## BEGIN Material

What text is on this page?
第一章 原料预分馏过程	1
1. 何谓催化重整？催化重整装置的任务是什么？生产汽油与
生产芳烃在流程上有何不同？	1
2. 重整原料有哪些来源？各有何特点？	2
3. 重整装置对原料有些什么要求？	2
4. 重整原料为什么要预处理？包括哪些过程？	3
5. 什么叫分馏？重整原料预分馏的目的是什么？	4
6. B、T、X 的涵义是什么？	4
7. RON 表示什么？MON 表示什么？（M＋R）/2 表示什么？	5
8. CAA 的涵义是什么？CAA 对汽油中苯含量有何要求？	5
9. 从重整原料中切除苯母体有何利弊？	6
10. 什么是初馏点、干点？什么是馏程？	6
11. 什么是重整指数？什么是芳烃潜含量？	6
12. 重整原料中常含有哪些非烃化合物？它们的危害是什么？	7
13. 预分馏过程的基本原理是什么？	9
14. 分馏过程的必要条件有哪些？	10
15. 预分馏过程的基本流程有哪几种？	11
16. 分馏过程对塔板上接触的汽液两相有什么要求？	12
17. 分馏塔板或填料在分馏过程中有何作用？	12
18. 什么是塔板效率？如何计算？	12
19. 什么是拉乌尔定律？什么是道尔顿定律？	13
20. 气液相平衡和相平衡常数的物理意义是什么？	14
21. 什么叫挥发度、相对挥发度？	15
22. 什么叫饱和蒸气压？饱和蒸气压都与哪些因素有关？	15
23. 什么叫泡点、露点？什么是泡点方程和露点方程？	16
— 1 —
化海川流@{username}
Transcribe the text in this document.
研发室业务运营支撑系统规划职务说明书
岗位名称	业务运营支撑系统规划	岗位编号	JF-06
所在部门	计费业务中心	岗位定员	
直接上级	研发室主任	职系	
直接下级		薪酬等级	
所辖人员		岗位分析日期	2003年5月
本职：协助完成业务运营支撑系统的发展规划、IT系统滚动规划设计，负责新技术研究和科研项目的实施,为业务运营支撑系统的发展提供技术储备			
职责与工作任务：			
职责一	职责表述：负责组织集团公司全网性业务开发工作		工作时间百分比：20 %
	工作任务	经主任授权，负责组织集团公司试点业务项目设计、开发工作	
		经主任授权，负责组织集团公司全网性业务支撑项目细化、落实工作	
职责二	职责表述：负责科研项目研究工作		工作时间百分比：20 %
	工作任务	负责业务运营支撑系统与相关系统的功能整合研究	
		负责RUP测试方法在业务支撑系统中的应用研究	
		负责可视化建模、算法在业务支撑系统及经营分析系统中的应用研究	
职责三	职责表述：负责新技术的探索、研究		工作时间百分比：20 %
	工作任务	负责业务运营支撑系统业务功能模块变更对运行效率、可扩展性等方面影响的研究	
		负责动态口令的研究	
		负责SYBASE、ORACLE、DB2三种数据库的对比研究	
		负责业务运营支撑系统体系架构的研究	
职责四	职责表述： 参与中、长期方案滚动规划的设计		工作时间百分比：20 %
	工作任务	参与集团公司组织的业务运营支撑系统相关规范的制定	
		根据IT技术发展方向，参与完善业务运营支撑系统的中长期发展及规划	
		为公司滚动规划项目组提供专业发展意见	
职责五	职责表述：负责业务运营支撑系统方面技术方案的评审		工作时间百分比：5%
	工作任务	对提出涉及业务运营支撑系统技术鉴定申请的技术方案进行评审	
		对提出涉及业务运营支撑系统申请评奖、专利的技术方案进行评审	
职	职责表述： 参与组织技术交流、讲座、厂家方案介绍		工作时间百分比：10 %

## END Material

• **Brief**
Using the data above, print every record exactly as shown.

• **Right answer**
What text is on this page?
第一章 原料预分馏过程	1
1. 何谓催化重整？催化重整装置的任务是什么？生产汽油与
生产芳烃在流程上有何不同？	1
2. 重整原料有哪些来源？各有何特点？	2
3. 重整装置对原料有些什么要求？	2
4. 重整原料为什么要预处理？包括哪些过程？	3
5. 什么叫分馏？重整原料预分馏的目的是什么？	4
6. B、T、X 的涵义是什么？	4
7. RON 表示什么？MON 表示什么？（M＋R）/2 表示什么？	5
8. CAA 的涵义是什么？CAA 对汽油中苯含量有何要求？	5
9. 从重整原料中切除苯母体有何利弊？	6
10. 什么是初馏点、干点？什么是馏程？	6
11. 什么是重整指数？什么是芳烃潜含量？	6
12. 重整原料中常含有哪些非烃化合物？它们的危害是什么？	7
13. 预分馏过程的基本原理是什么？	9
14. 分馏过程的必要条件有哪些？	10
15. 预分馏过程的基本流程有哪几种？	11
16. 分馏过程对塔板上接触的汽液两相有什么要求？	12
17. 分馏塔板或填料在分馏过程中有何作用？	12
18. 什么是塔板效率？如何计算？	12
19. 什么是拉乌尔定律？什么是道尔顿定律？	13
20. 气液相平衡和相平衡常数的物理意义是什么？	14
21. 什么叫挥发度、相对挥发度？	15
22. 什么叫饱和蒸气压？饱和蒸气压都与哪些因素有关？	15
23. 什么叫泡点、露点？什么是泡点方程和露点方程？	16
— 1 —
化海川流@{username}
Transcribe the text in this document.
研发室业务运营支撑系统规划职务说明书
岗位名称	业务运营支撑系统规划	岗位编号	JF-06
所在部门	计费业务中心	岗位定员	
直接上级	研发室主任	职系	
直接下级		薪酬等级	
所辖人员		岗位分析日期	2003年5月
本职：协助完成业务运营支撑系统的发展规划、IT系统滚动规划设计，负责新技术研究和科研项目的实施,为业务运营支撑系统的发展提供技术储备			
职责与工作任务：			
职责一	职责表述：负责组织集团公司全网性业务开发工作		工作时间百分比：20 %
	工作任务	经主任授权，负责组织集团公司试点业务项目设计、开发工作	
		经主任授权，负责组织集团公司全网性业务支撑项目细化、落实工作	
职责二	职责表述：负责科研项目研究工作		工作时间百分比：20 %
	工作任务	负责业务运营支撑系统与相关系统的功能整合研究	
		负责RUP测试方法在业务支撑系统中的应用研究	
		负责可视化建模、算法在业务支撑系统及经营分析系统中的应用研究	
职责三	职责表述：负责新技术的探索、研究		工作时间百分比：20 %
	工作任务	负责业务运营支撑系统业务功能模块变更对运行效率、可扩展性等方面影响的研究	
		负责动态口令的研究	
		负责SYBASE、ORACLE、DB2三种数据库的对比研究	
		负责业务运营支撑系统体系架构的研究	
职责四	职责表述： 参与中、长期方案滚动规划的设计		工作时间百分比：20 %
	工作任务	参与集团公司组织的业务运营支撑系统相关规范的制定	
		根据IT技术发展方向，参与完善业务运营支撑系统的中长期发展及规划	
		为公司滚动规划项目组提供专业发展意见	
职责五	职责表述：负责业务运营支撑系统方面技术方案的评审		工作时间百分比：5%
	工作任务	对提出涉及业务运营支撑系统技术鉴定申请的技术方案进行评审	
		对提出涉及业务运营支撑系统申请评奖、专利的技术方案进行评审	
职	职责表述： 参与组织技术交流、讲座、厂家方案介绍		工作时间百分比：10 %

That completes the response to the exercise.